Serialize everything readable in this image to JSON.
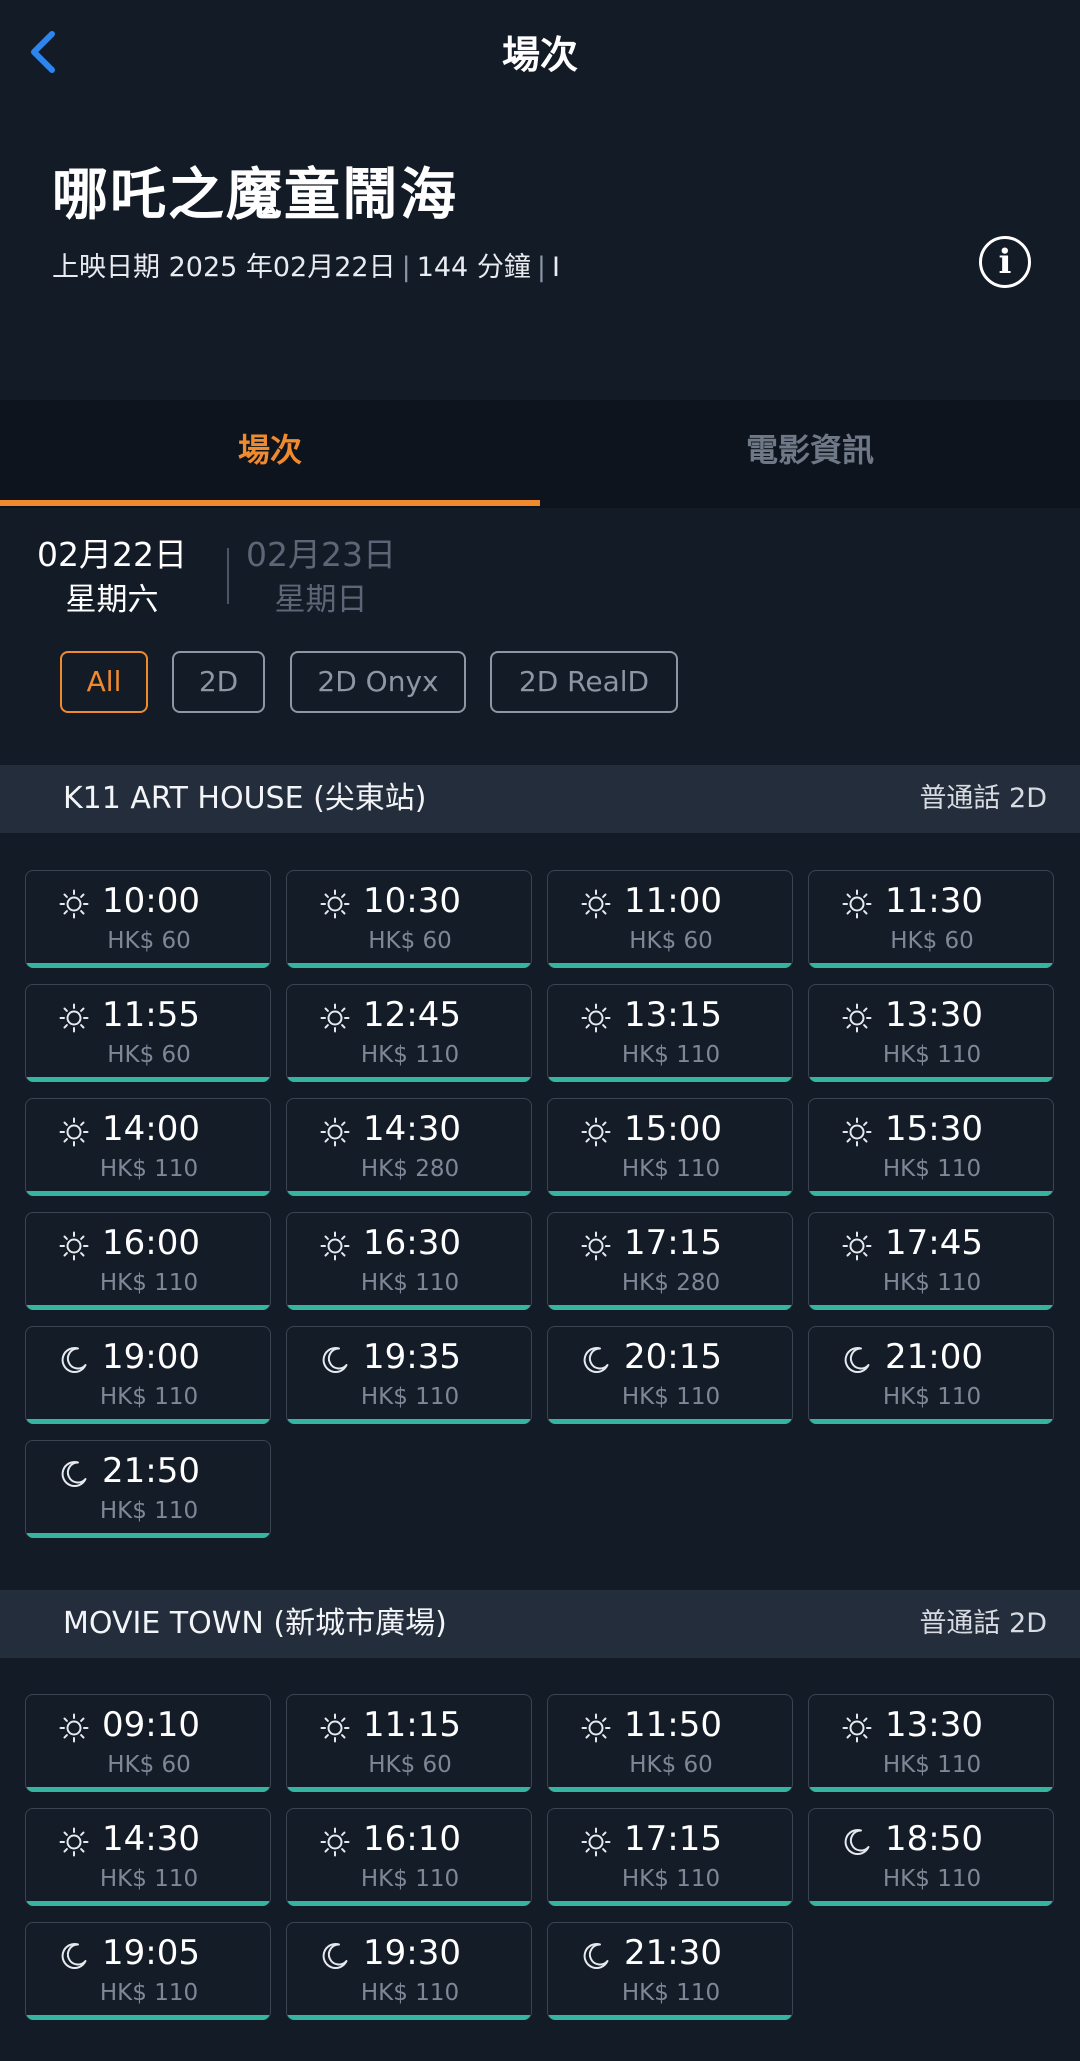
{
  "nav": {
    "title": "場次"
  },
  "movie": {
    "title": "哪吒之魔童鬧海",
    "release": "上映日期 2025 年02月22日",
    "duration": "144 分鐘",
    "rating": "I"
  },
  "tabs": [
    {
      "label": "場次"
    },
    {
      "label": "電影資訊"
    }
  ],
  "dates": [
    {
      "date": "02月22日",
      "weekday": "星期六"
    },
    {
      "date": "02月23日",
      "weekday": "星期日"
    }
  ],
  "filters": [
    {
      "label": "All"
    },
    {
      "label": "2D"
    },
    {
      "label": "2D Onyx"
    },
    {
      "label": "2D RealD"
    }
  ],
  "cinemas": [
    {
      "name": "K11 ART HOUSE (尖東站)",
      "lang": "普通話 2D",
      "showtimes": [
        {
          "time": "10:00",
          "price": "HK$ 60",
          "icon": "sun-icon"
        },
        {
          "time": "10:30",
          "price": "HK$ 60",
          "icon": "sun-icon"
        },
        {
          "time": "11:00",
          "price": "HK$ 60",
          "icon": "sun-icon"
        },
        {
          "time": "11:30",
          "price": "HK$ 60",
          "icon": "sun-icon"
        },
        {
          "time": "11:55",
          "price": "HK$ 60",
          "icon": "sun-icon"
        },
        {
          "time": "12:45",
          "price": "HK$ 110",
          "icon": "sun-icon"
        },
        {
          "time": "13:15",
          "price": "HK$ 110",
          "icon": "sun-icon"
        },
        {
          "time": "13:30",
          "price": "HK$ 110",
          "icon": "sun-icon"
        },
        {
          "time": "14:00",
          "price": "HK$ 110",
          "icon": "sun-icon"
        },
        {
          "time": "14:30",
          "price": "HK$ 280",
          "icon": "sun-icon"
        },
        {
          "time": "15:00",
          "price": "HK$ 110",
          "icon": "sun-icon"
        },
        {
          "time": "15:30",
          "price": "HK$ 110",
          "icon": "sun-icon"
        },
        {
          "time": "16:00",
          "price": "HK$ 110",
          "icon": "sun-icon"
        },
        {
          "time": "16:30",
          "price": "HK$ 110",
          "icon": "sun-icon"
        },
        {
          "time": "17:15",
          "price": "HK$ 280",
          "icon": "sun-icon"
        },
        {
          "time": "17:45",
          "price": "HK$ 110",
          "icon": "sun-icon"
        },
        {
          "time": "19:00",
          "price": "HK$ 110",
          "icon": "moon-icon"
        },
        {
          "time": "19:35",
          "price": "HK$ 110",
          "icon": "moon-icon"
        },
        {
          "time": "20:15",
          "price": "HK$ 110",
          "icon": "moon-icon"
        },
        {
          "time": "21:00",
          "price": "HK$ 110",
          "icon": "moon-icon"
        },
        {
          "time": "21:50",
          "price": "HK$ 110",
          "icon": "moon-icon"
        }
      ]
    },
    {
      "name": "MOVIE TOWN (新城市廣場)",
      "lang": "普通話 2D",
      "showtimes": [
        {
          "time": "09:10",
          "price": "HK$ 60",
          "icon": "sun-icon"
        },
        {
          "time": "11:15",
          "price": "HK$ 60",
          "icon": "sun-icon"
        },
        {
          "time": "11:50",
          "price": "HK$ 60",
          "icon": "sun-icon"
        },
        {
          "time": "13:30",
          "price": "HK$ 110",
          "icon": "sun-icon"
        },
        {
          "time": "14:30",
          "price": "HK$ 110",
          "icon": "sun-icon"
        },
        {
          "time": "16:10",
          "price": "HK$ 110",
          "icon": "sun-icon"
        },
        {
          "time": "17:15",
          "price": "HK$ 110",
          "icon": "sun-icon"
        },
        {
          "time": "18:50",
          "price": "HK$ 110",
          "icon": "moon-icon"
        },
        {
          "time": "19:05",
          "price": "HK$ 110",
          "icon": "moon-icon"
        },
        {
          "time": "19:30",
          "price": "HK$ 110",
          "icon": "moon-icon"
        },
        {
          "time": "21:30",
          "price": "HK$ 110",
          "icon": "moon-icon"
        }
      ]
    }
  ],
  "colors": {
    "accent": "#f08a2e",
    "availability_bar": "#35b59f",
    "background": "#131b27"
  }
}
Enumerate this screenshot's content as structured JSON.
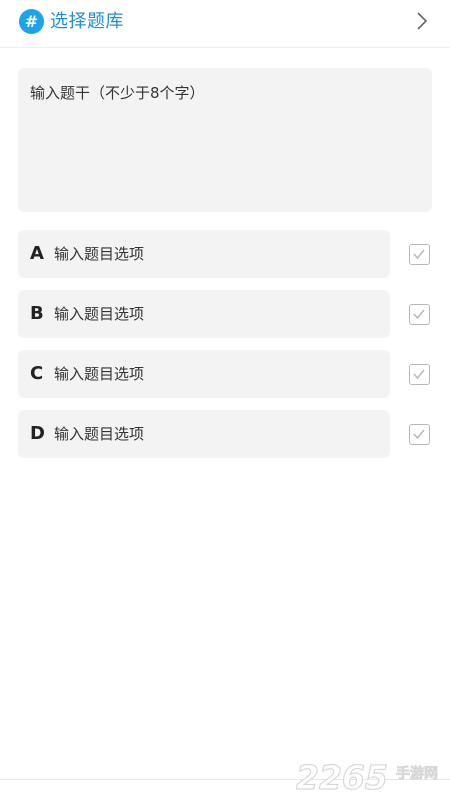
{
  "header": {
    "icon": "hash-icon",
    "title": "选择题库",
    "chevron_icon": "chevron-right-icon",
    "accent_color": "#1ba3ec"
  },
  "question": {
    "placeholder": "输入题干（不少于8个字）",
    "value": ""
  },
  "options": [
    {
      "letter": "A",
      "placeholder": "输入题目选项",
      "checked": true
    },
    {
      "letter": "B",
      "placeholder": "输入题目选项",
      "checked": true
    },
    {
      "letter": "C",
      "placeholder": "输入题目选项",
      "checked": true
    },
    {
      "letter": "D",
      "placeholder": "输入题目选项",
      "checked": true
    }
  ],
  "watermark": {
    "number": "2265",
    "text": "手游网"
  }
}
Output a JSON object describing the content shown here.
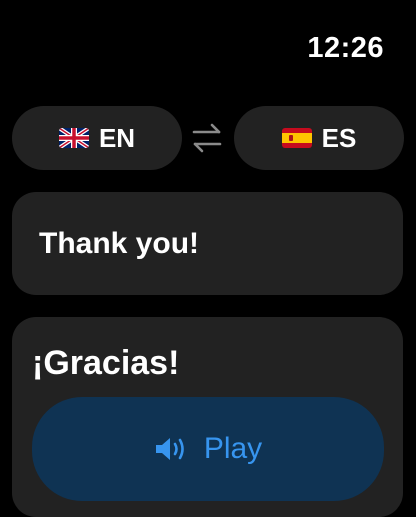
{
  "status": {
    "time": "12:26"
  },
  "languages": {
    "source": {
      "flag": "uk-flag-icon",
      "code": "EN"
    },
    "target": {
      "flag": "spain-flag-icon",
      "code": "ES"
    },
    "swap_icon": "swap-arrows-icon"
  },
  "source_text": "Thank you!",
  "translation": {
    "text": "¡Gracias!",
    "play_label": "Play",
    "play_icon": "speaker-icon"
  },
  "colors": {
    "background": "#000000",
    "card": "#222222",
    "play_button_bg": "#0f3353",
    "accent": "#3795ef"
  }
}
☆ ☆ ☆ ☆ ☆
Your goal: Read the entries and show each line that mentions "background".

Answer to the task:
    "background": "#131b27"
    "background": "#000000",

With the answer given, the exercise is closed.